Written task - Write out all records as given; omit images.

Provided records -
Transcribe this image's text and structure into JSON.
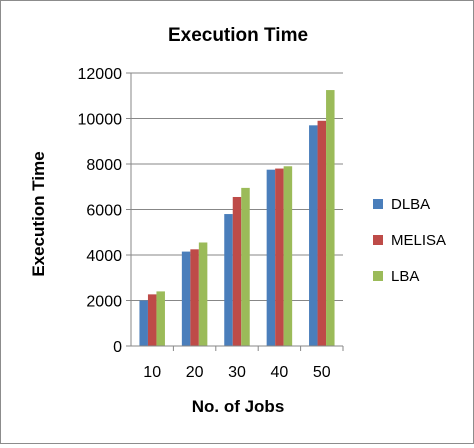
{
  "chart_data": {
    "type": "bar",
    "title": "Execution Time",
    "xlabel": "No. of Jobs",
    "ylabel": "Execution Time",
    "categories": [
      "10",
      "20",
      "30",
      "40",
      "50"
    ],
    "ylim": [
      0,
      12000
    ],
    "yticks": [
      "0",
      "2000",
      "4000",
      "6000",
      "8000",
      "10000",
      "12000"
    ],
    "grid": true,
    "legend_position": "right",
    "series": [
      {
        "name": "DLBA",
        "color": "#4a7ebb",
        "values": [
          2000,
          4150,
          5800,
          7750,
          9700
        ]
      },
      {
        "name": "MELISA",
        "color": "#be4b48",
        "values": [
          2270,
          4250,
          6550,
          7800,
          9900
        ]
      },
      {
        "name": "LBA",
        "color": "#9bbb59",
        "values": [
          2400,
          4550,
          6950,
          7900,
          11250
        ]
      }
    ]
  }
}
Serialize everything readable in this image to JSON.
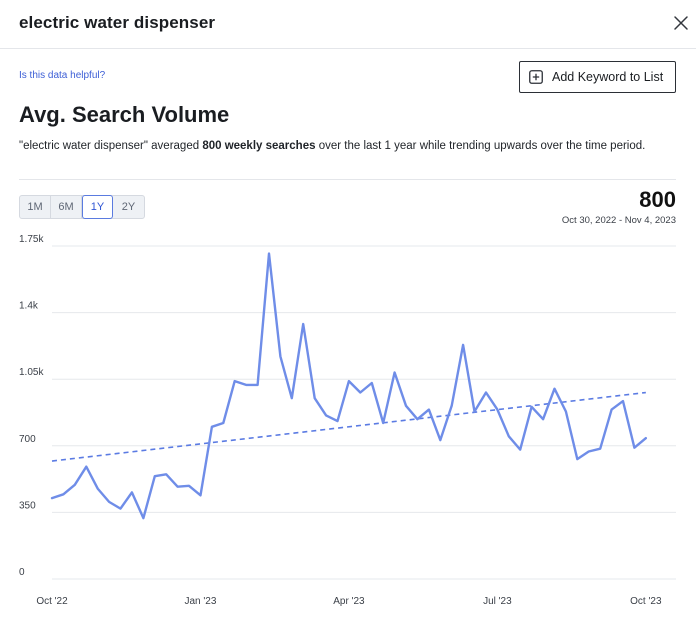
{
  "modal": {
    "title": "electric water dispenser",
    "close_icon": "close-icon"
  },
  "feedback_link": "Is this data helpful?",
  "add_keyword_button": {
    "label": "Add Keyword to List",
    "icon": "plus-square-icon"
  },
  "section": {
    "title": "Avg. Search Volume",
    "description_prefix": "\"electric water dispenser\" averaged ",
    "description_bold": "800 weekly searches",
    "description_suffix": " over the last 1 year while trending upwards over the time period."
  },
  "range_tabs": [
    {
      "label": "1M",
      "active": false
    },
    {
      "label": "6M",
      "active": false
    },
    {
      "label": "1Y",
      "active": true
    },
    {
      "label": "2Y",
      "active": false
    }
  ],
  "summary": {
    "value": "800",
    "date_range": "Oct 30, 2022 - Nov 4, 2023"
  },
  "colors": {
    "line": "#6f8de8",
    "trend": "#5b7be3",
    "accent": "#2f55d4",
    "grid": "#e6e8ec"
  },
  "chart_data": {
    "type": "line",
    "title": "",
    "xlabel": "",
    "ylabel": "",
    "ylim": [
      0,
      1750
    ],
    "y_ticks": [
      {
        "value": 0,
        "label": "0"
      },
      {
        "value": 350,
        "label": "350"
      },
      {
        "value": 700,
        "label": "700"
      },
      {
        "value": 1050,
        "label": "1.05k"
      },
      {
        "value": 1400,
        "label": "1.4k"
      },
      {
        "value": 1750,
        "label": "1.75k"
      }
    ],
    "x_ticks": [
      {
        "week": 0,
        "label": "Oct '22"
      },
      {
        "week": 13,
        "label": "Jan '23"
      },
      {
        "week": 26,
        "label": "Apr '23"
      },
      {
        "week": 39,
        "label": "Jul '23"
      },
      {
        "week": 52,
        "label": "Oct '23"
      }
    ],
    "grid": true,
    "series": [
      {
        "values": [
          425,
          445,
          495,
          590,
          475,
          405,
          370,
          455,
          320,
          540,
          550,
          485,
          490,
          440,
          800,
          820,
          1040,
          1020,
          1020,
          1710,
          1170,
          950,
          1340,
          950,
          860,
          830,
          1040,
          980,
          1030,
          820,
          1085,
          910,
          840,
          890,
          730,
          910,
          1230,
          880,
          980,
          890,
          750,
          680,
          905,
          840,
          1000,
          880,
          630,
          670,
          685,
          890,
          935,
          690,
          740
        ]
      }
    ],
    "trend": {
      "start": 620,
      "end": 980
    }
  }
}
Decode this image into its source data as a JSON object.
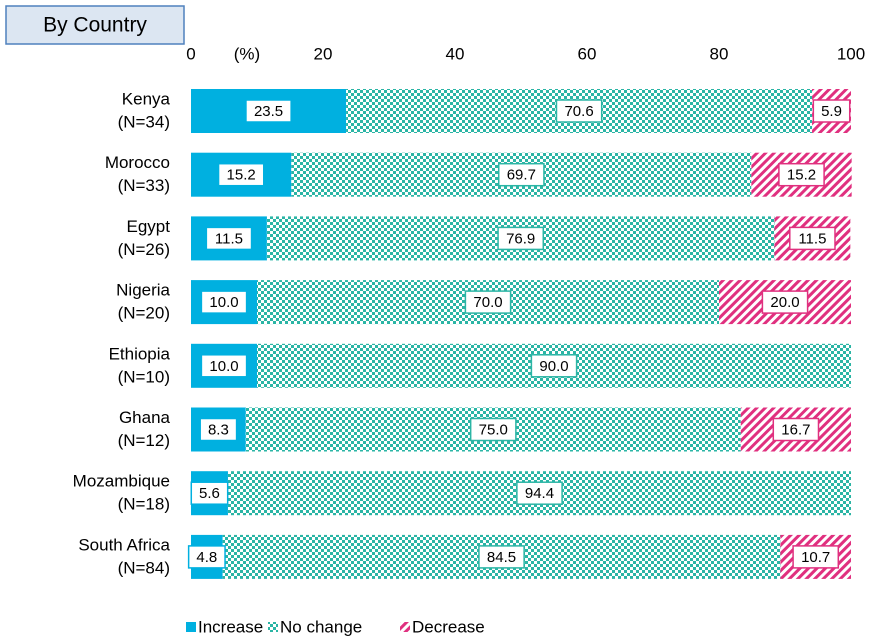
{
  "chart_data": {
    "type": "stacked_barh",
    "tab_label": "By Country",
    "axis_unit_label": "(%)",
    "categories": [
      "Kenya",
      "Morocco",
      "Egypt",
      "Nigeria",
      "Ethiopia",
      "Ghana",
      "Mozambique",
      "South Africa"
    ],
    "sample_sizes": [
      "(N=34)",
      "(N=33)",
      "(N=26)",
      "(N=20)",
      "(N=10)",
      "(N=12)",
      "(N=18)",
      "(N=84)"
    ],
    "series": [
      {
        "name": "Increase",
        "color": "#00b0e0",
        "fill": "solid",
        "values": [
          23.5,
          15.2,
          11.5,
          10,
          10,
          8.3,
          5.6,
          4.8
        ],
        "value_labels": [
          "23.5",
          "15.2",
          "11.5",
          "10.0",
          "10.0",
          "8.3",
          "5.6",
          "4.8"
        ]
      },
      {
        "name": "No change",
        "color": "#2bb5a5",
        "fill": "checker",
        "values": [
          70.6,
          69.7,
          76.9,
          70,
          90,
          75,
          94.4,
          84.5
        ],
        "value_labels": [
          "70.6",
          "69.7",
          "76.9",
          "70.0",
          "90.0",
          "75.0",
          "94.4",
          "84.5"
        ]
      },
      {
        "name": "Decrease",
        "color": "#e0307f",
        "fill": "hatch",
        "values": [
          5.9,
          15.2,
          11.5,
          20,
          0,
          16.7,
          0,
          10.7
        ],
        "value_labels": [
          "5.9",
          "15.2",
          "11.5",
          "20.0",
          null,
          "16.7",
          null,
          "10.7"
        ]
      }
    ],
    "xlim": [
      0,
      100
    ],
    "xticks": [
      0,
      20,
      40,
      60,
      80,
      100
    ]
  }
}
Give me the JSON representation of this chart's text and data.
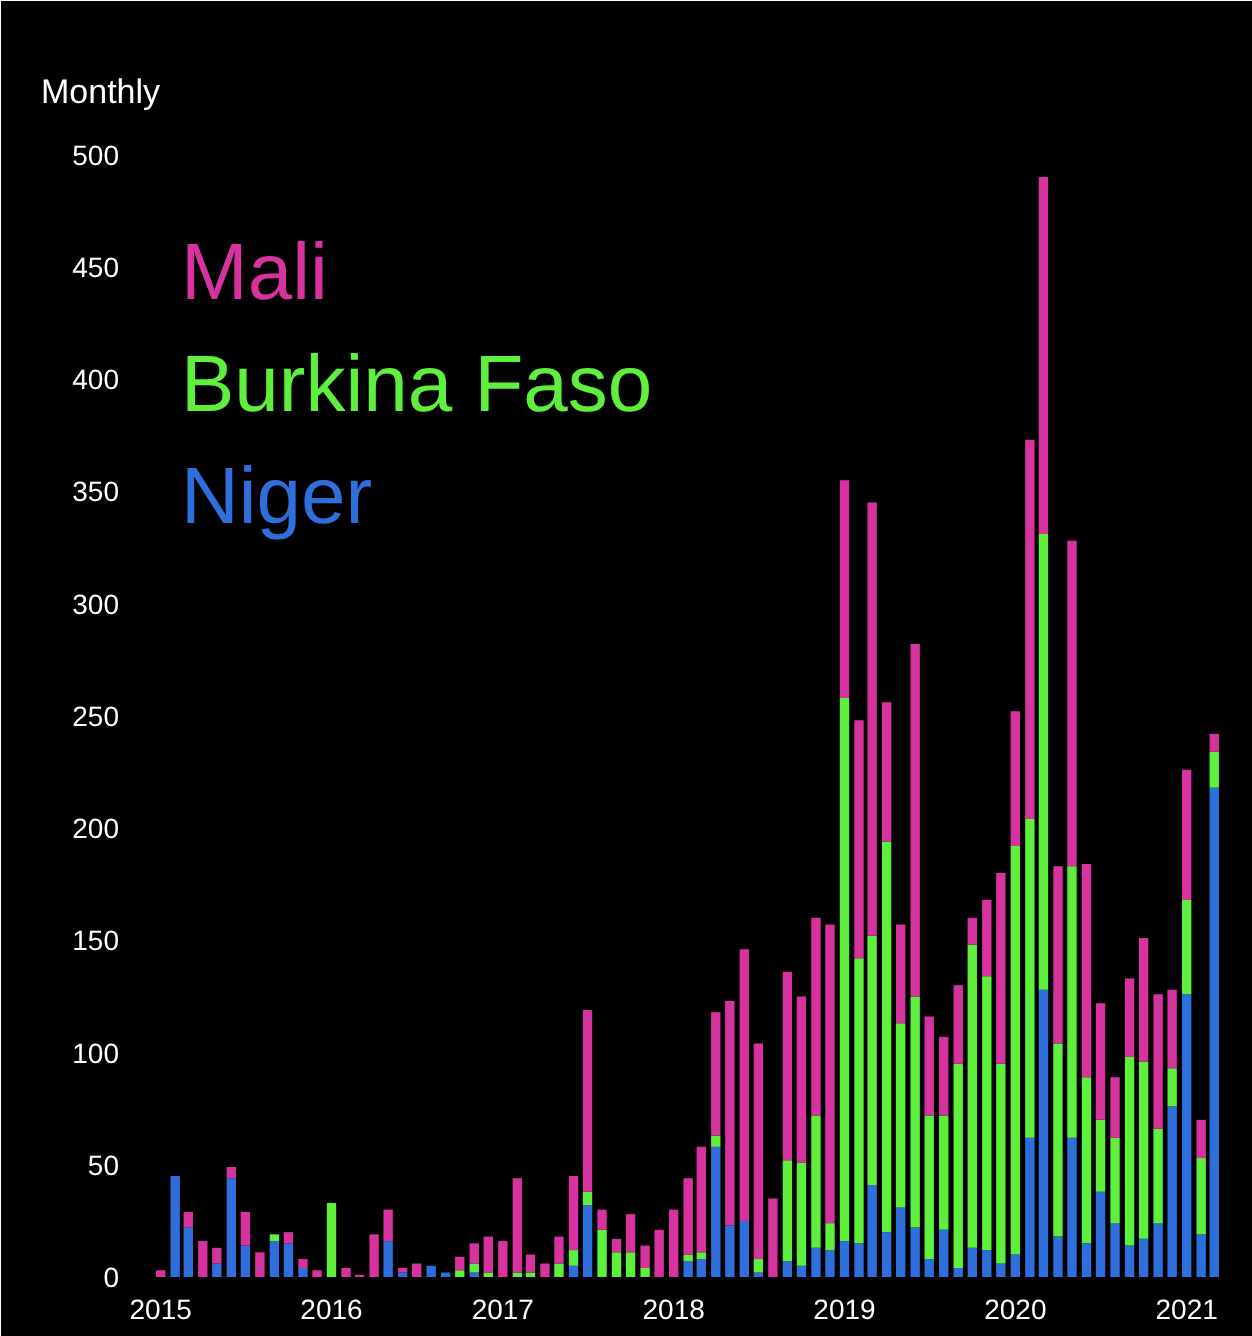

Solution to this problem -
Transcribe this image's text and structure into JSON.
{
  "chart_data": {
    "type": "bar",
    "title": "Execution Time",
    "xlabel": "No. of Jobs",
    "ylabel": "Execution Time",
    "categories": [
      "10",
      "20",
      "30",
      "40",
      "50"
    ],
    "ylim": [
      0,
      12000
    ],
    "yticks": [
      "0",
      "2000",
      "4000",
      "6000",
      "8000",
      "10000",
      "12000"
    ],
    "grid": true,
    "legend_position": "right",
    "series": [
      {
        "name": "DLBA",
        "color": "#4a7ebb",
        "values": [
          2000,
          4150,
          5800,
          7750,
          9700
        ]
      },
      {
        "name": "MELISA",
        "color": "#be4b48",
        "values": [
          2270,
          4250,
          6550,
          7800,
          9900
        ]
      },
      {
        "name": "LBA",
        "color": "#9bbb59",
        "values": [
          2400,
          4550,
          6950,
          7900,
          11250
        ]
      }
    ]
  }
}
Serialize everything readable in this image to JSON.
{
  "modal": {
    "title": "electric water dispenser",
    "close_icon": "close-icon"
  },
  "feedback_link": "Is this data helpful?",
  "add_keyword_button": {
    "label": "Add Keyword to List",
    "icon": "plus-square-icon"
  },
  "section": {
    "title": "Avg. Search Volume",
    "description_prefix": "\"electric water dispenser\" averaged ",
    "description_bold": "800 weekly searches",
    "description_suffix": " over the last 1 year while trending upwards over the time period."
  },
  "range_tabs": [
    {
      "label": "1M",
      "active": false
    },
    {
      "label": "6M",
      "active": false
    },
    {
      "label": "1Y",
      "active": true
    },
    {
      "label": "2Y",
      "active": false
    }
  ],
  "summary": {
    "value": "800",
    "date_range": "Oct 30, 2022 - Nov 4, 2023"
  },
  "colors": {
    "line": "#6f8de8",
    "trend": "#5b7be3",
    "accent": "#2f55d4",
    "grid": "#e6e8ec"
  },
  "chart_data": {
    "type": "line",
    "title": "",
    "xlabel": "",
    "ylabel": "",
    "ylim": [
      0,
      1750
    ],
    "y_ticks": [
      {
        "value": 0,
        "label": "0"
      },
      {
        "value": 350,
        "label": "350"
      },
      {
        "value": 700,
        "label": "700"
      },
      {
        "value": 1050,
        "label": "1.05k"
      },
      {
        "value": 1400,
        "label": "1.4k"
      },
      {
        "value": 1750,
        "label": "1.75k"
      }
    ],
    "x_ticks": [
      {
        "week": 0,
        "label": "Oct '22"
      },
      {
        "week": 13,
        "label": "Jan '23"
      },
      {
        "week": 26,
        "label": "Apr '23"
      },
      {
        "week": 39,
        "label": "Jul '23"
      },
      {
        "week": 52,
        "label": "Oct '23"
      }
    ],
    "grid": true,
    "series": [
      {
        "values": [
          425,
          445,
          495,
          590,
          475,
          405,
          370,
          455,
          320,
          540,
          550,
          485,
          490,
          440,
          800,
          820,
          1040,
          1020,
          1020,
          1710,
          1170,
          950,
          1340,
          950,
          860,
          830,
          1040,
          980,
          1030,
          820,
          1085,
          910,
          840,
          890,
          730,
          910,
          1230,
          880,
          980,
          890,
          750,
          680,
          905,
          840,
          1000,
          880,
          630,
          670,
          685,
          890,
          935,
          690,
          740
        ]
      }
    ],
    "trend": {
      "start": 620,
      "end": 980
    }
  }
}
Decode this image into its source data as a JSON object.
{
  "chart_data": {
    "type": "stacked_barh",
    "tab_label": "By Country",
    "axis_unit_label": "(%)",
    "categories": [
      "Kenya",
      "Morocco",
      "Egypt",
      "Nigeria",
      "Ethiopia",
      "Ghana",
      "Mozambique",
      "South Africa"
    ],
    "sample_sizes": [
      "(N=34)",
      "(N=33)",
      "(N=26)",
      "(N=20)",
      "(N=10)",
      "(N=12)",
      "(N=18)",
      "(N=84)"
    ],
    "series": [
      {
        "name": "Increase",
        "color": "#00b0e0",
        "fill": "solid",
        "values": [
          23.5,
          15.2,
          11.5,
          10,
          10,
          8.3,
          5.6,
          4.8
        ],
        "value_labels": [
          "23.5",
          "15.2",
          "11.5",
          "10.0",
          "10.0",
          "8.3",
          "5.6",
          "4.8"
        ]
      },
      {
        "name": "No change",
        "color": "#2bb5a5",
        "fill": "checker",
        "values": [
          70.6,
          69.7,
          76.9,
          70,
          90,
          75,
          94.4,
          84.5
        ],
        "value_labels": [
          "70.6",
          "69.7",
          "76.9",
          "70.0",
          "90.0",
          "75.0",
          "94.4",
          "84.5"
        ]
      },
      {
        "name": "Decrease",
        "color": "#e0307f",
        "fill": "hatch",
        "values": [
          5.9,
          15.2,
          11.5,
          20,
          0,
          16.7,
          0,
          10.7
        ],
        "value_labels": [
          "5.9",
          "15.2",
          "11.5",
          "20.0",
          null,
          "16.7",
          null,
          "10.7"
        ]
      }
    ],
    "xlim": [
      0,
      100
    ],
    "xticks": [
      0,
      20,
      40,
      60,
      80,
      100
    ]
  }
}
Give me the JSON representation of this chart's text and data.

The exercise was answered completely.